▶ To do:
Please write out the material that follows, exactly as it stands.

▶ Material provided:
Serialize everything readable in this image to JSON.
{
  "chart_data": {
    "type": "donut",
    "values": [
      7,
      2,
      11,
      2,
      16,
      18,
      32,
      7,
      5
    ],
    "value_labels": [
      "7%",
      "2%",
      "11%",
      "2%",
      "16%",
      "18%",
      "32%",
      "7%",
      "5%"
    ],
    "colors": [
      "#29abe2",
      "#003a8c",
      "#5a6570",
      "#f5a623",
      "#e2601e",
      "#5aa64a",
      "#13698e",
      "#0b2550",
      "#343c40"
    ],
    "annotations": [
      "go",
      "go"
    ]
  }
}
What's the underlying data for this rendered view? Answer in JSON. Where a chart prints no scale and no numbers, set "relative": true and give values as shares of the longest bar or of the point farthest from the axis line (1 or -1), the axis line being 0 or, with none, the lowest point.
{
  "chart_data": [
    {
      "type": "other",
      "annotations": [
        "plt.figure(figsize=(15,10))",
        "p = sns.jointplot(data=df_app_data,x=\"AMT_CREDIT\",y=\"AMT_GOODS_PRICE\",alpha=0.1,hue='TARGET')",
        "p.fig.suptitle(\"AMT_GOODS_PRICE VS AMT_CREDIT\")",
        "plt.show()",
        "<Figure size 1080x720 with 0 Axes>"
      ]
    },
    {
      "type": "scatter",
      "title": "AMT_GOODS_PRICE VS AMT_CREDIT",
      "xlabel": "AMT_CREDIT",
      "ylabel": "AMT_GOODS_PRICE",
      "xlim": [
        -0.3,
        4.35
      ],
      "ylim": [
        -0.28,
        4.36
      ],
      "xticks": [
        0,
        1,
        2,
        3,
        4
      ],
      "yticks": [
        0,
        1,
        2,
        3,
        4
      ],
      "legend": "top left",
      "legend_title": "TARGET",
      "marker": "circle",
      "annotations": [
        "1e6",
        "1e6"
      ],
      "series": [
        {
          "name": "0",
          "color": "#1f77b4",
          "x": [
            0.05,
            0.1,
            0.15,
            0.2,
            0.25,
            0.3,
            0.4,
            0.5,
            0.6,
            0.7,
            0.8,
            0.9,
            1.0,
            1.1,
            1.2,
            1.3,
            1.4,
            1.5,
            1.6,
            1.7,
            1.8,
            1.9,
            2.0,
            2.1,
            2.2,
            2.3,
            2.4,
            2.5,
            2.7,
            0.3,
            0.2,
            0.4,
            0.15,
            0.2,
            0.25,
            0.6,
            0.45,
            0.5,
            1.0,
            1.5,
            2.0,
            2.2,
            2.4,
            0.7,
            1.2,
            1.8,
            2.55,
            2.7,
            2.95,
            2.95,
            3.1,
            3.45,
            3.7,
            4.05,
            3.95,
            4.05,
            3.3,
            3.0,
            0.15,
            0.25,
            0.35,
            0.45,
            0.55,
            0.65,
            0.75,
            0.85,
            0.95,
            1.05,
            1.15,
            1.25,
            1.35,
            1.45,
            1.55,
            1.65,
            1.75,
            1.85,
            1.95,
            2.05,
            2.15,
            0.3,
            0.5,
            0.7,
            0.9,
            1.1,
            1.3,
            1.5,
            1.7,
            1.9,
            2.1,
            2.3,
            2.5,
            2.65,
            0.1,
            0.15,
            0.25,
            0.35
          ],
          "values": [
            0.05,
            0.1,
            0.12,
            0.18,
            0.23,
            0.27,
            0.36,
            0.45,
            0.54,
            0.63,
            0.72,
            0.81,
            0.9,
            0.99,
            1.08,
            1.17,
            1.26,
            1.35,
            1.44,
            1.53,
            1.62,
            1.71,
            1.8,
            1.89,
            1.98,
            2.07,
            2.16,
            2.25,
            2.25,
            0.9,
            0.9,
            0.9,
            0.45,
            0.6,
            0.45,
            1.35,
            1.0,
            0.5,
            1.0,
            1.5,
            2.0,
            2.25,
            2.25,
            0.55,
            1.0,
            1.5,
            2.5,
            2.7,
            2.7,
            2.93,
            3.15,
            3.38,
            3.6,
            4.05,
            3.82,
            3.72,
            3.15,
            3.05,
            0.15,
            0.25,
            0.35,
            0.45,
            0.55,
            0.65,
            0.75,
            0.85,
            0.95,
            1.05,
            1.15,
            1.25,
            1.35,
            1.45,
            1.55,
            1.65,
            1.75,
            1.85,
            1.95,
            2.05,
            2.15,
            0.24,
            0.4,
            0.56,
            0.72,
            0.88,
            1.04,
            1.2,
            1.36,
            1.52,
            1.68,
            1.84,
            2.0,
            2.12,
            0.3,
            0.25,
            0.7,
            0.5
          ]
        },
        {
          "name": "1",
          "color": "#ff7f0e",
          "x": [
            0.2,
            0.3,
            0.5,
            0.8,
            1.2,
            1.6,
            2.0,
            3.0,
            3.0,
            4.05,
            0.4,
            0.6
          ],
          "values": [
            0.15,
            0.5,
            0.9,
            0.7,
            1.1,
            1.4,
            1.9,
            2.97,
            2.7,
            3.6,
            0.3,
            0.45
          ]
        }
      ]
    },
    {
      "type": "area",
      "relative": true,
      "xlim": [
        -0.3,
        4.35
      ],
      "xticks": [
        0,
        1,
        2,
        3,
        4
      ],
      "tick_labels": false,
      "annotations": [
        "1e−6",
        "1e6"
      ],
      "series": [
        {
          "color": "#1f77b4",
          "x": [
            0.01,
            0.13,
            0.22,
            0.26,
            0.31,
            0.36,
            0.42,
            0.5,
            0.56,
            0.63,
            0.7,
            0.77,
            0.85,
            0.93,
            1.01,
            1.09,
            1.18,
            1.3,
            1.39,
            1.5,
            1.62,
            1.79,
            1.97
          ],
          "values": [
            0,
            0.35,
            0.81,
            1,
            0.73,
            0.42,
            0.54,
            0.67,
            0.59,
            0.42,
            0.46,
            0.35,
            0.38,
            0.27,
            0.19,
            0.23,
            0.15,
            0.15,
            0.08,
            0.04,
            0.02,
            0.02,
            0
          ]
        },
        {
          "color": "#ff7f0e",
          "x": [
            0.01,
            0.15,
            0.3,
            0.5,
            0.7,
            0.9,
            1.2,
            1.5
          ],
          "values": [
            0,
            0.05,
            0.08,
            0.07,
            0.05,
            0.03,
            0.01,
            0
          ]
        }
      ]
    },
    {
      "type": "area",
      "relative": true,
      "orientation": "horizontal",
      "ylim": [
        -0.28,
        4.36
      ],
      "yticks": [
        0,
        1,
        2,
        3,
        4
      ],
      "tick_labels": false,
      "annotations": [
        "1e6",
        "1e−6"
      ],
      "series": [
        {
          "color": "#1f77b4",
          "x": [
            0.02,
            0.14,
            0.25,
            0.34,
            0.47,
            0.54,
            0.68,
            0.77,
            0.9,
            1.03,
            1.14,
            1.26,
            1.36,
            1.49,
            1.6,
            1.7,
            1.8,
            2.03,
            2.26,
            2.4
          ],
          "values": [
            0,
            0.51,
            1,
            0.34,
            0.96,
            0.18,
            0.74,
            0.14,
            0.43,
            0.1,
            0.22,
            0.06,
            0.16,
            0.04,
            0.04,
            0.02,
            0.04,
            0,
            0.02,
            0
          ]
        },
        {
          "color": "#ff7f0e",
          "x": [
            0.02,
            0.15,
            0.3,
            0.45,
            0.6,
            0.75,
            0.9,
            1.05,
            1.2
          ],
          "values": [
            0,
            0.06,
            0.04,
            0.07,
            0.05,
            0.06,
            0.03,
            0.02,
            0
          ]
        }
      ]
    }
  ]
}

▶ Exercise response:
Serialize everything readable in this image to JSON.
{
  "chart_data": {
    "type": "donut",
    "values": [
      7,
      2,
      11,
      2,
      16,
      18,
      32,
      7,
      5
    ],
    "value_labels": [
      "7%",
      "2%",
      "11%",
      "2%",
      "16%",
      "18%",
      "32%",
      "7%",
      "5%"
    ],
    "colors": [
      "#29abe2",
      "#003a8c",
      "#5a6570",
      "#f5a623",
      "#e2601e",
      "#5aa64a",
      "#13698e",
      "#0b2550",
      "#343c40"
    ],
    "annotations": [
      "go",
      "go"
    ]
  }
}
What's the underlying data for this rendered view? Answer in JSON. Where a chart prints no scale and no numbers, set "relative": true and give values as shares of the longest bar or of the point farthest from the axis line (1 or -1), the axis line being 0 or, with none, the lowest point.
{
  "chart_data": [
    {
      "type": "other",
      "annotations": [
        "plt.figure(figsize=(15,10))",
        "p = sns.jointplot(data=df_app_data,x=\"AMT_CREDIT\",y=\"AMT_GOODS_PRICE\",alpha=0.1,hue='TARGET')",
        "p.fig.suptitle(\"AMT_GOODS_PRICE VS AMT_CREDIT\")",
        "plt.show()",
        "<Figure size 1080x720 with 0 Axes>"
      ]
    },
    {
      "type": "scatter",
      "title": "AMT_GOODS_PRICE VS AMT_CREDIT",
      "xlabel": "AMT_CREDIT",
      "ylabel": "AMT_GOODS_PRICE",
      "xlim": [
        -0.3,
        4.35
      ],
      "ylim": [
        -0.28,
        4.36
      ],
      "xticks": [
        0,
        1,
        2,
        3,
        4
      ],
      "yticks": [
        0,
        1,
        2,
        3,
        4
      ],
      "legend": "top left",
      "legend_title": "TARGET",
      "marker": "circle",
      "annotations": [
        "1e6",
        "1e6"
      ],
      "series": [
        {
          "name": "0",
          "color": "#1f77b4",
          "x": [
            0.05,
            0.1,
            0.15,
            0.2,
            0.25,
            0.3,
            0.4,
            0.5,
            0.6,
            0.7,
            0.8,
            0.9,
            1.0,
            1.1,
            1.2,
            1.3,
            1.4,
            1.5,
            1.6,
            1.7,
            1.8,
            1.9,
            2.0,
            2.1,
            2.2,
            2.3,
            2.4,
            2.5,
            2.7,
            0.3,
            0.2,
            0.4,
            0.15,
            0.2,
            0.25,
            0.6,
            0.45,
            0.5,
            1.0,
            1.5,
            2.0,
            2.2,
            2.4,
            0.7,
            1.2,
            1.8,
            2.55,
            2.7,
            2.95,
            2.95,
            3.1,
            3.45,
            3.7,
            4.05,
            3.95,
            4.05,
            3.3,
            3.0,
            0.15,
            0.25,
            0.35,
            0.45,
            0.55,
            0.65,
            0.75,
            0.85,
            0.95,
            1.05,
            1.15,
            1.25,
            1.35,
            1.45,
            1.55,
            1.65,
            1.75,
            1.85,
            1.95,
            2.05,
            2.15,
            0.3,
            0.5,
            0.7,
            0.9,
            1.1,
            1.3,
            1.5,
            1.7,
            1.9,
            2.1,
            2.3,
            2.5,
            2.65,
            0.1,
            0.15,
            0.25,
            0.35
          ],
          "values": [
            0.05,
            0.1,
            0.12,
            0.18,
            0.23,
            0.27,
            0.36,
            0.45,
            0.54,
            0.63,
            0.72,
            0.81,
            0.9,
            0.99,
            1.08,
            1.17,
            1.26,
            1.35,
            1.44,
            1.53,
            1.62,
            1.71,
            1.8,
            1.89,
            1.98,
            2.07,
            2.16,
            2.25,
            2.25,
            0.9,
            0.9,
            0.9,
            0.45,
            0.6,
            0.45,
            1.35,
            1.0,
            0.5,
            1.0,
            1.5,
            2.0,
            2.25,
            2.25,
            0.55,
            1.0,
            1.5,
            2.5,
            2.7,
            2.7,
            2.93,
            3.15,
            3.38,
            3.6,
            4.05,
            3.82,
            3.72,
            3.15,
            3.05,
            0.15,
            0.25,
            0.35,
            0.45,
            0.55,
            0.65,
            0.75,
            0.85,
            0.95,
            1.05,
            1.15,
            1.25,
            1.35,
            1.45,
            1.55,
            1.65,
            1.75,
            1.85,
            1.95,
            2.05,
            2.15,
            0.24,
            0.4,
            0.56,
            0.72,
            0.88,
            1.04,
            1.2,
            1.36,
            1.52,
            1.68,
            1.84,
            2.0,
            2.12,
            0.3,
            0.25,
            0.7,
            0.5
          ]
        },
        {
          "name": "1",
          "color": "#ff7f0e",
          "x": [
            0.2,
            0.3,
            0.5,
            0.8,
            1.2,
            1.6,
            2.0,
            3.0,
            3.0,
            4.05,
            0.4,
            0.6
          ],
          "values": [
            0.15,
            0.5,
            0.9,
            0.7,
            1.1,
            1.4,
            1.9,
            2.97,
            2.7,
            3.6,
            0.3,
            0.45
          ]
        }
      ]
    },
    {
      "type": "area",
      "relative": true,
      "xlim": [
        -0.3,
        4.35
      ],
      "xticks": [
        0,
        1,
        2,
        3,
        4
      ],
      "tick_labels": false,
      "annotations": [
        "1e−6",
        "1e6"
      ],
      "series": [
        {
          "color": "#1f77b4",
          "x": [
            0.01,
            0.13,
            0.22,
            0.26,
            0.31,
            0.36,
            0.42,
            0.5,
            0.56,
            0.63,
            0.7,
            0.77,
            0.85,
            0.93,
            1.01,
            1.09,
            1.18,
            1.3,
            1.39,
            1.5,
            1.62,
            1.79,
            1.97
          ],
          "values": [
            0,
            0.35,
            0.81,
            1,
            0.73,
            0.42,
            0.54,
            0.67,
            0.59,
            0.42,
            0.46,
            0.35,
            0.38,
            0.27,
            0.19,
            0.23,
            0.15,
            0.15,
            0.08,
            0.04,
            0.02,
            0.02,
            0
          ]
        },
        {
          "color": "#ff7f0e",
          "x": [
            0.01,
            0.15,
            0.3,
            0.5,
            0.7,
            0.9,
            1.2,
            1.5
          ],
          "values": [
            0,
            0.05,
            0.08,
            0.07,
            0.05,
            0.03,
            0.01,
            0
          ]
        }
      ]
    },
    {
      "type": "area",
      "relative": true,
      "orientation": "horizontal",
      "ylim": [
        -0.28,
        4.36
      ],
      "yticks": [
        0,
        1,
        2,
        3,
        4
      ],
      "tick_labels": false,
      "annotations": [
        "1e6",
        "1e−6"
      ],
      "series": [
        {
          "color": "#1f77b4",
          "x": [
            0.02,
            0.14,
            0.25,
            0.34,
            0.47,
            0.54,
            0.68,
            0.77,
            0.9,
            1.03,
            1.14,
            1.26,
            1.36,
            1.49,
            1.6,
            1.7,
            1.8,
            2.03,
            2.26,
            2.4
          ],
          "values": [
            0,
            0.51,
            1,
            0.34,
            0.96,
            0.18,
            0.74,
            0.14,
            0.43,
            0.1,
            0.22,
            0.06,
            0.16,
            0.04,
            0.04,
            0.02,
            0.04,
            0,
            0.02,
            0
          ]
        },
        {
          "color": "#ff7f0e",
          "x": [
            0.02,
            0.15,
            0.3,
            0.45,
            0.6,
            0.75,
            0.9,
            1.05,
            1.2
          ],
          "values": [
            0,
            0.06,
            0.04,
            0.07,
            0.05,
            0.06,
            0.03,
            0.02,
            0
          ]
        }
      ]
    }
  ]
}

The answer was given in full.